SET TASK:
Return the listing below word for word.

THE RECORDS:
********
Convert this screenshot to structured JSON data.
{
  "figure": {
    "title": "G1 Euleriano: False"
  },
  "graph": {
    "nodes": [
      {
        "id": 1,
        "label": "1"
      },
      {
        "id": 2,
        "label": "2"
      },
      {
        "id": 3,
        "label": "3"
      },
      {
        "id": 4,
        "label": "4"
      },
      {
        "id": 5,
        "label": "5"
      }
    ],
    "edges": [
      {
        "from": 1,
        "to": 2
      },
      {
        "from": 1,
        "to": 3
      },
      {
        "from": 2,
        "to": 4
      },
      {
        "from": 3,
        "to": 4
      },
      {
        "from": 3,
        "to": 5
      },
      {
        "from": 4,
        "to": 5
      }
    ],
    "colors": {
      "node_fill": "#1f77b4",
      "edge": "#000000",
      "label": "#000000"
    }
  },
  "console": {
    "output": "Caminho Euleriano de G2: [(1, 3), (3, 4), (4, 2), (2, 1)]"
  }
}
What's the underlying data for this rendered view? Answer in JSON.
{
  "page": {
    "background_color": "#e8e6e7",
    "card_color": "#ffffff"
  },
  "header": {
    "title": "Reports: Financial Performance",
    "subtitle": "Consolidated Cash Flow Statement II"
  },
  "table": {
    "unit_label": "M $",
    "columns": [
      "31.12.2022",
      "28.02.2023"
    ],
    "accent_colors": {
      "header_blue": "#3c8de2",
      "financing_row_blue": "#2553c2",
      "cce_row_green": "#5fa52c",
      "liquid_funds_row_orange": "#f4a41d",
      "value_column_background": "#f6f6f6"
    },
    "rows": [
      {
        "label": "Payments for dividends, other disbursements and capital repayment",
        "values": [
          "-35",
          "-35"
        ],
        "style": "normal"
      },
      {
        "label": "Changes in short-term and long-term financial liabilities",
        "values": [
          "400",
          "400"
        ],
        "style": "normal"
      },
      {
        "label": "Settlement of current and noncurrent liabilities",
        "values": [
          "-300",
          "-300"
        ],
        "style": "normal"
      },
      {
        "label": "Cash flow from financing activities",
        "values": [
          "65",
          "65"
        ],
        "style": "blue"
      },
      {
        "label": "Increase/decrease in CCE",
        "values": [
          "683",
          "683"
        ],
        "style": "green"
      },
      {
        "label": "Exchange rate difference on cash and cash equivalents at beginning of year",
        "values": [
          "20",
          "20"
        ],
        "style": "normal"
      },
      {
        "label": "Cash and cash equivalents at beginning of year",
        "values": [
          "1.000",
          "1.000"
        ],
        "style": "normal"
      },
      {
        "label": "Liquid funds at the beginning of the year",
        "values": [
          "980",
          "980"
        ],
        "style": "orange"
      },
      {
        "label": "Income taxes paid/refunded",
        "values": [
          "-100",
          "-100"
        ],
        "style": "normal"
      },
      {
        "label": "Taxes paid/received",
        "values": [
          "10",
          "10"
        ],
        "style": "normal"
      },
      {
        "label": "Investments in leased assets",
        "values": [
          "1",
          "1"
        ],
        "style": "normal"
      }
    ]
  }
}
********
RESULT OF THIS EXERCISE:
Convert this screenshot to structured JSON data.
{
  "figure": {
    "title": "G1 Euleriano: False"
  },
  "graph": {
    "nodes": [
      {
        "id": 1,
        "label": "1"
      },
      {
        "id": 2,
        "label": "2"
      },
      {
        "id": 3,
        "label": "3"
      },
      {
        "id": 4,
        "label": "4"
      },
      {
        "id": 5,
        "label": "5"
      }
    ],
    "edges": [
      {
        "from": 1,
        "to": 2
      },
      {
        "from": 1,
        "to": 3
      },
      {
        "from": 2,
        "to": 4
      },
      {
        "from": 3,
        "to": 4
      },
      {
        "from": 3,
        "to": 5
      },
      {
        "from": 4,
        "to": 5
      }
    ],
    "colors": {
      "node_fill": "#1f77b4",
      "edge": "#000000",
      "label": "#000000"
    }
  },
  "console": {
    "output": "Caminho Euleriano de G2: [(1, 3), (3, 4), (4, 2), (2, 1)]"
  }
}
What's the underlying data for this rendered view? Answer in JSON.
{
  "page": {
    "background_color": "#e8e6e7",
    "card_color": "#ffffff"
  },
  "header": {
    "title": "Reports: Financial Performance",
    "subtitle": "Consolidated Cash Flow Statement II"
  },
  "table": {
    "unit_label": "M $",
    "columns": [
      "31.12.2022",
      "28.02.2023"
    ],
    "accent_colors": {
      "header_blue": "#3c8de2",
      "financing_row_blue": "#2553c2",
      "cce_row_green": "#5fa52c",
      "liquid_funds_row_orange": "#f4a41d",
      "value_column_background": "#f6f6f6"
    },
    "rows": [
      {
        "label": "Payments for dividends, other disbursements and capital repayment",
        "values": [
          "-35",
          "-35"
        ],
        "style": "normal"
      },
      {
        "label": "Changes in short-term and long-term financial liabilities",
        "values": [
          "400",
          "400"
        ],
        "style": "normal"
      },
      {
        "label": "Settlement of current and noncurrent liabilities",
        "values": [
          "-300",
          "-300"
        ],
        "style": "normal"
      },
      {
        "label": "Cash flow from financing activities",
        "values": [
          "65",
          "65"
        ],
        "style": "blue"
      },
      {
        "label": "Increase/decrease in CCE",
        "values": [
          "683",
          "683"
        ],
        "style": "green"
      },
      {
        "label": "Exchange rate difference on cash and cash equivalents at beginning of year",
        "values": [
          "20",
          "20"
        ],
        "style": "normal"
      },
      {
        "label": "Cash and cash equivalents at beginning of year",
        "values": [
          "1.000",
          "1.000"
        ],
        "style": "normal"
      },
      {
        "label": "Liquid funds at the beginning of the year",
        "values": [
          "980",
          "980"
        ],
        "style": "orange"
      },
      {
        "label": "Income taxes paid/refunded",
        "values": [
          "-100",
          "-100"
        ],
        "style": "normal"
      },
      {
        "label": "Taxes paid/received",
        "values": [
          "10",
          "10"
        ],
        "style": "normal"
      },
      {
        "label": "Investments in leased assets",
        "values": [
          "1",
          "1"
        ],
        "style": "normal"
      }
    ]
  }
}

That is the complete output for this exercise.